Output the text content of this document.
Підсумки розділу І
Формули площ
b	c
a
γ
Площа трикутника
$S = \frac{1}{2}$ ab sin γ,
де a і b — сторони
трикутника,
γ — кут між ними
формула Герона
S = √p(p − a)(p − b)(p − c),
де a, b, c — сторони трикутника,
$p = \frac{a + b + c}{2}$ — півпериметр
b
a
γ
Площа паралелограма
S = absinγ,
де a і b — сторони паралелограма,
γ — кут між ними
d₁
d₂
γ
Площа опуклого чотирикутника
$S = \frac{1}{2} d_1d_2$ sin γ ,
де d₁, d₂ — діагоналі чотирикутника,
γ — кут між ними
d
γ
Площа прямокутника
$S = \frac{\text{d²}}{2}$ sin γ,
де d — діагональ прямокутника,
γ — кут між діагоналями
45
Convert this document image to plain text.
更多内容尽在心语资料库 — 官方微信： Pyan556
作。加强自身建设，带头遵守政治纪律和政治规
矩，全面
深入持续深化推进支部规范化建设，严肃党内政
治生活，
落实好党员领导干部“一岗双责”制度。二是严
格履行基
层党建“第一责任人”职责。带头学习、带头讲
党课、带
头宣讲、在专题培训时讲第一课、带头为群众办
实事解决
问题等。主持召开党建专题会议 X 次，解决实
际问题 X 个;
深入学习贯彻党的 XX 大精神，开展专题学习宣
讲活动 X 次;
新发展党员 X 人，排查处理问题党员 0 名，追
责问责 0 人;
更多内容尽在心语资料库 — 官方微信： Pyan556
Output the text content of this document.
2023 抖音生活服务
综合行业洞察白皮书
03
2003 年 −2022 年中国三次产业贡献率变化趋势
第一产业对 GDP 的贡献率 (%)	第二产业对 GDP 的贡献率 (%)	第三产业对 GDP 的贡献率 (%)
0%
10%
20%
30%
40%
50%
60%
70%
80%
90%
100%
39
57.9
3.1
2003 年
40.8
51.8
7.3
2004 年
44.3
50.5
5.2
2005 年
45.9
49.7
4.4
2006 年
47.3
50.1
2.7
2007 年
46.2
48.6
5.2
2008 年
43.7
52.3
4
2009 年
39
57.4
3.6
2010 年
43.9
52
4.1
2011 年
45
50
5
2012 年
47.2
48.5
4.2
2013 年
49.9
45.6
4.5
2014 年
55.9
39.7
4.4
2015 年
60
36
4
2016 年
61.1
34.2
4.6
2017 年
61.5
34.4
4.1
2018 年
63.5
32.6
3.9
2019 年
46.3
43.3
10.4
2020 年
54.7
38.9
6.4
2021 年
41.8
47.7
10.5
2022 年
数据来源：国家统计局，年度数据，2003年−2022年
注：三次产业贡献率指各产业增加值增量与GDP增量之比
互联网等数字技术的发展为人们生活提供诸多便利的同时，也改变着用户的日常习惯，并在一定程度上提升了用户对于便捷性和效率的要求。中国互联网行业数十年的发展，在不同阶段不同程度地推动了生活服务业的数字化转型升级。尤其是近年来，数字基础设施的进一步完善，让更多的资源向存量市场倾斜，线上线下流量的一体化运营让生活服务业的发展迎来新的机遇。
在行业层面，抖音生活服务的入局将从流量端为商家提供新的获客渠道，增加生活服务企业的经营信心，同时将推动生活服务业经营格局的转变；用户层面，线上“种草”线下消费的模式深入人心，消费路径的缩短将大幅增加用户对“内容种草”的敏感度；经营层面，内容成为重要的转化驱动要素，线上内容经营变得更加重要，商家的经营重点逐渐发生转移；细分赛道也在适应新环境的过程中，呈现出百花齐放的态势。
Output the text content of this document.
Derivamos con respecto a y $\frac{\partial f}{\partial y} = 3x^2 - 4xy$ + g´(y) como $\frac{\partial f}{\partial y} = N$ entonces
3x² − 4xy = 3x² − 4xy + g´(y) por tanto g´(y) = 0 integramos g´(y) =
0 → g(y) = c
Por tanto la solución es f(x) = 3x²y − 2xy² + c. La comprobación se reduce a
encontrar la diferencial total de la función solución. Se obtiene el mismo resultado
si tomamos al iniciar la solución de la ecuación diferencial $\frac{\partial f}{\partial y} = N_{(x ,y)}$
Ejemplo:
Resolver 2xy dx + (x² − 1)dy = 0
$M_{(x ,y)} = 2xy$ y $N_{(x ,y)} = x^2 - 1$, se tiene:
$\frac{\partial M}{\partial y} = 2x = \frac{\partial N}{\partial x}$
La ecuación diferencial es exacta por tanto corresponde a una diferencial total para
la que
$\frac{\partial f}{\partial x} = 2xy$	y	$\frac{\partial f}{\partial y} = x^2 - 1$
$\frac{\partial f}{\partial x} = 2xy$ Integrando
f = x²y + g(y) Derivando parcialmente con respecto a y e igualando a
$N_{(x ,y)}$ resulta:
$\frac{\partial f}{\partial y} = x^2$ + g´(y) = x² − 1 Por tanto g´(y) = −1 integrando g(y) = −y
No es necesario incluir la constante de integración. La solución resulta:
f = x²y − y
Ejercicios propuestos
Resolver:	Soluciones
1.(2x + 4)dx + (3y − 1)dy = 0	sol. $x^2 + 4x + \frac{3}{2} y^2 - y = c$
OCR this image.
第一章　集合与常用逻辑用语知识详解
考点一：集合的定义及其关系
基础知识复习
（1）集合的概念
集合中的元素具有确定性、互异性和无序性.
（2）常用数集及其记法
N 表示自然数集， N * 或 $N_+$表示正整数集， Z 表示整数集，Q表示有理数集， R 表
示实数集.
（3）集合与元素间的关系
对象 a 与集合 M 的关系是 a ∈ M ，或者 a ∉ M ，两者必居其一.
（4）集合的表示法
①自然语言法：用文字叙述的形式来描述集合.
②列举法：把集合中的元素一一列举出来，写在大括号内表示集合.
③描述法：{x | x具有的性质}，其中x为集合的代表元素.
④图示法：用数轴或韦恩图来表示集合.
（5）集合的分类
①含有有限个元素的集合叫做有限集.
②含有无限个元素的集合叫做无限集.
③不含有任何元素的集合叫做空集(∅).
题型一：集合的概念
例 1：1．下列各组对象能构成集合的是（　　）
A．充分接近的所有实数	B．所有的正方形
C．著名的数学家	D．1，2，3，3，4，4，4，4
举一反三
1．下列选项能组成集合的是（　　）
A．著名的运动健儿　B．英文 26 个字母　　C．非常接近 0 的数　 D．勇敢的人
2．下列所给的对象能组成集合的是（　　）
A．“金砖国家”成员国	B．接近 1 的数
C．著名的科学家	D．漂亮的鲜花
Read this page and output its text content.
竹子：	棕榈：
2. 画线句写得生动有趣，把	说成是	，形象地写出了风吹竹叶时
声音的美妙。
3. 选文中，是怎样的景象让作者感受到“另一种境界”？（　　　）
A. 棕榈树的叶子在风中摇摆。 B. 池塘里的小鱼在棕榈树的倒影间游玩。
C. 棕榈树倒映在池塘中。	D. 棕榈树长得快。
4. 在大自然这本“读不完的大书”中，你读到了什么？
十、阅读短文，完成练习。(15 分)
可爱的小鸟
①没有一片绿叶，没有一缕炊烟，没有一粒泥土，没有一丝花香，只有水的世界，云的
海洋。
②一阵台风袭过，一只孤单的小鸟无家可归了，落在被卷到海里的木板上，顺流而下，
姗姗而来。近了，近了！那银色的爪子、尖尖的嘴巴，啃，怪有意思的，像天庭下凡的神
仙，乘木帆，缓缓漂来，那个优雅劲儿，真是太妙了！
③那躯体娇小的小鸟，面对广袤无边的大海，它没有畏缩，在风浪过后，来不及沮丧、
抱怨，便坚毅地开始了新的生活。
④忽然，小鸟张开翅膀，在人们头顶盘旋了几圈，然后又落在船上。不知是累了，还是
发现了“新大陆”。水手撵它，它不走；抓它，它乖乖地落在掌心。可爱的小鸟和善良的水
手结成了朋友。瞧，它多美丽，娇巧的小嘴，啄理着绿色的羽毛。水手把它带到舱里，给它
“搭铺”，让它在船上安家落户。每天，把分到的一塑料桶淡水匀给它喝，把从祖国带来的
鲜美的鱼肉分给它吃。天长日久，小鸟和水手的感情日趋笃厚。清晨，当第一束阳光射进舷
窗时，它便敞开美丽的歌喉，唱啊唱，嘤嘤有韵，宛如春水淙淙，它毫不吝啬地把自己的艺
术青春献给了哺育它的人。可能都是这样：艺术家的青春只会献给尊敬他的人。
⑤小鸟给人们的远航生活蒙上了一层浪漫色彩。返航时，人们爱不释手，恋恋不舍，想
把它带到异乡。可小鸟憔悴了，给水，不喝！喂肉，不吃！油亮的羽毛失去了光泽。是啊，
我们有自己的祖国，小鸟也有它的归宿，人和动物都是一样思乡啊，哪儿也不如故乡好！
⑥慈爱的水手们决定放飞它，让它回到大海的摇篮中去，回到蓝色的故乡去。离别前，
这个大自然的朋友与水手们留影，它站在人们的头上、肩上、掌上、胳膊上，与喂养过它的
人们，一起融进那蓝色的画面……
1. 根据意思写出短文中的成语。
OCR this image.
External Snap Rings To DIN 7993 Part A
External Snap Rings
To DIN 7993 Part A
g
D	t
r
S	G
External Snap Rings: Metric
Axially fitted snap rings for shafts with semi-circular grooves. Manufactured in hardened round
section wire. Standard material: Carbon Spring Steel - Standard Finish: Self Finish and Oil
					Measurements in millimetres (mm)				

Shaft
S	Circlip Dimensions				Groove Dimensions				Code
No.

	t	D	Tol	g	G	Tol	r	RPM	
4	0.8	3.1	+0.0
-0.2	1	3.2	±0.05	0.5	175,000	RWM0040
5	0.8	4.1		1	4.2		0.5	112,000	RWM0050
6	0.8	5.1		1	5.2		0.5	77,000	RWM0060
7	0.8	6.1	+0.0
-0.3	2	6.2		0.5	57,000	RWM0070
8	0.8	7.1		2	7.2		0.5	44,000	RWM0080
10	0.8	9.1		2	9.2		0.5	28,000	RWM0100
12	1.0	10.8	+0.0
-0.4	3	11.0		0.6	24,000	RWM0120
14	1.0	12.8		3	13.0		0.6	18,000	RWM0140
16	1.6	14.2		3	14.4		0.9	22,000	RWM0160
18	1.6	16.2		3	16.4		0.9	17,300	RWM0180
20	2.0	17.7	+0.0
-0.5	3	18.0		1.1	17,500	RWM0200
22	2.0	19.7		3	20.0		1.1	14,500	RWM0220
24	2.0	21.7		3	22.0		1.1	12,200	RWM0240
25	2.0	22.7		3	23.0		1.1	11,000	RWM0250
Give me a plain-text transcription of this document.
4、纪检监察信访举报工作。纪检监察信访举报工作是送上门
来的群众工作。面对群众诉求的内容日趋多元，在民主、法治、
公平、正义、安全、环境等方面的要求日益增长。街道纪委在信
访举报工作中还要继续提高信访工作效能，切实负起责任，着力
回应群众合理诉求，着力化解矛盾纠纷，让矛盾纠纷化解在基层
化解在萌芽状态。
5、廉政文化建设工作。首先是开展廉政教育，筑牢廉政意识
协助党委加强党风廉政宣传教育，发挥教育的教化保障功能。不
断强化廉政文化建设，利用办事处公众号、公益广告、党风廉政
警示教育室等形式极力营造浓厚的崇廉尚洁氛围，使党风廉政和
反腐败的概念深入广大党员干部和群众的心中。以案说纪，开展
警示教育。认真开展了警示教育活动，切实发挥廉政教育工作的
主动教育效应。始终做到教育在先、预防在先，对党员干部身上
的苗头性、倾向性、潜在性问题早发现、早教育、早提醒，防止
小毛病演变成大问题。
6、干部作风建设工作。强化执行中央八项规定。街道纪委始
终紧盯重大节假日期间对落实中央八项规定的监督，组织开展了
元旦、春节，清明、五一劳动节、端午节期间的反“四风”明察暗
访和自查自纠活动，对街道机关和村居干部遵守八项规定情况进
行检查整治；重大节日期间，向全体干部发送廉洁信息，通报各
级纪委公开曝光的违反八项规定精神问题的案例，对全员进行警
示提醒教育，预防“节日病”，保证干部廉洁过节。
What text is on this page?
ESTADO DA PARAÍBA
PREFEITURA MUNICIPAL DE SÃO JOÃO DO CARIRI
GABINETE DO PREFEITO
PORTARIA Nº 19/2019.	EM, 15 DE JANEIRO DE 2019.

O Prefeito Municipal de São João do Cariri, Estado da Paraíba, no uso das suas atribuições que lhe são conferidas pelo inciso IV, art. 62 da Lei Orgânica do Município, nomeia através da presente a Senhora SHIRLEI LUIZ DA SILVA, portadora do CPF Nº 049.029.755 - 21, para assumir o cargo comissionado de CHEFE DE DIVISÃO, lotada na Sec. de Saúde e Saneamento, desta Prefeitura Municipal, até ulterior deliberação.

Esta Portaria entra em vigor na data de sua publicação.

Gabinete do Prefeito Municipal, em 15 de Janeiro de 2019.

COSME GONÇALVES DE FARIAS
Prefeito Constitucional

◆ Set problem:
Scan the material for lines with the word "Resolver", and copy each line you find.

◆ Complete output:
Resolver 2xy dx + (x² − 1)dy = 0
Resolver:	Soluciones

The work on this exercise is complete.